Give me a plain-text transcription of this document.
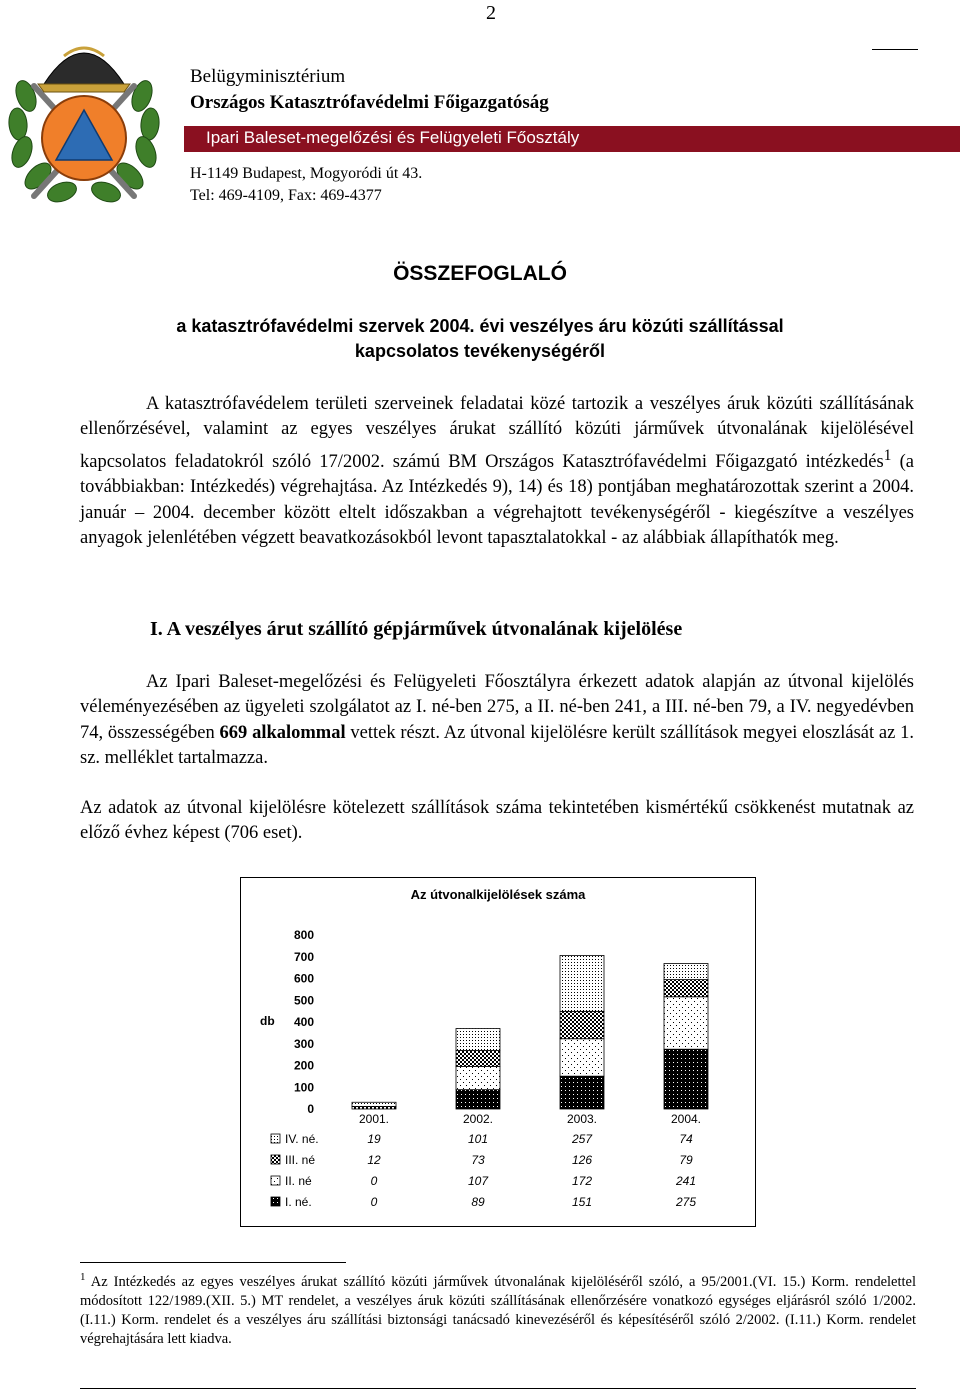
2
Belügyminisztérium
Országos Katasztrófavédelmi Főigazgatóság
Ipari Baleset-megelőzési és Felügyeleti Főosztály
H-1149 Budapest, Mogyoródi út 43.
Tel: 469-4109, Fax: 469-4377
ÖSSZEFOGLALÓ
a katasztrófavédelmi szervek 2004. évi veszélyes áru közúti szállítással
kapcsolatos tevékenységéről
A katasztrófavédelem területi szerveinek feladatai közé tartozik a veszélyes áruk közúti szállításának ellenőrzésével, valamint az egyes veszélyes árukat szállító közúti járművek útvonalának kijelölésével kapcsolatos feladatokról szóló 17/2002. számú BM Országos Katasztrófavédelmi Főigazgató intézkedés$^1$ (a továbbiakban: Intézkedés) végrehajtása. Az Intézkedés 9), 14) és 18) pontjában meghatározottak szerint a 2004. január – 2004. december között eltelt időszakban a végrehajtott tevékenységéről - kiegészítve a veszélyes anyagok jelenlétében végzett beavatkozásokból levont tapasztalatokkal - az alábbiak állapíthatók meg.
I. A veszélyes árut szállító gépjárművek útvonalának kijelölése
Az Ipari Baleset-megelőzési és Felügyeleti Főosztályra érkezett adatok alapján az útvonal kijelölés véleményezésében az ügyeleti szolgálatot az I. né-ben 275, a II. né-ben 241, a III. né-ben 79, a IV. negyedévben 74, összességében 669 alkalommal vettek részt. Az útvonal kijelölésre került szállítások megyei eloszlását az 1. sz. melléklet tartalmazza.
Az adatok az útvonal kijelölésre kötelezett szállítások száma tekintetében kismértékű csökkenést mutatnak az előző évhez képest (706 eset).
Az útvonalkijelölések száma
db
0
100
200
300
400
500
600
700
800
2001.	2002.	2003.	2004.
IV. né.	19	101	257	74
III. né	12	73	126	79
II. né	0	107	172	241
I. né.	0	89	151	275
$^1$ Az Intézkedés az egyes veszélyes árukat szállító közúti járművek útvonalának kijelöléséről szóló, a 95/2001.(VI. 15.) Korm. rendelettel módosított 122/1989.(XII. 5.) MT rendelet, a veszélyes áruk közúti szállításának ellenőrzésére vonatkozó egységes eljárásról szóló 1/2002. (I.11.) Korm. rendelet és a veszélyes áru szállítási biztonsági tanácsadó kinevezéséről és képesítéséről szóló 2/2002. (I.11.) Korm. rendelet végrehajtására lett kiadva.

Challenge = From the entries above, extract every line where the word "Ipari" appears.

Reply to the task =
Ipari Baleset-megelőzési és Felügyeleti Főosztály
Az Ipari Baleset-megelőzési és Felügyeleti Főosztályra érkezett adatok alapján az útvonal kijelölés véleményezésében az ügyeleti szolgálatot az I. né-ben 275, a II. né-ben 241, a III. né-ben 79, a IV. negyedévben 74, összességében 669 alkalommal vettek részt. Az útvonal kijelölésre került szállítások megyei eloszlását az 1. sz. melléklet tartalmazza.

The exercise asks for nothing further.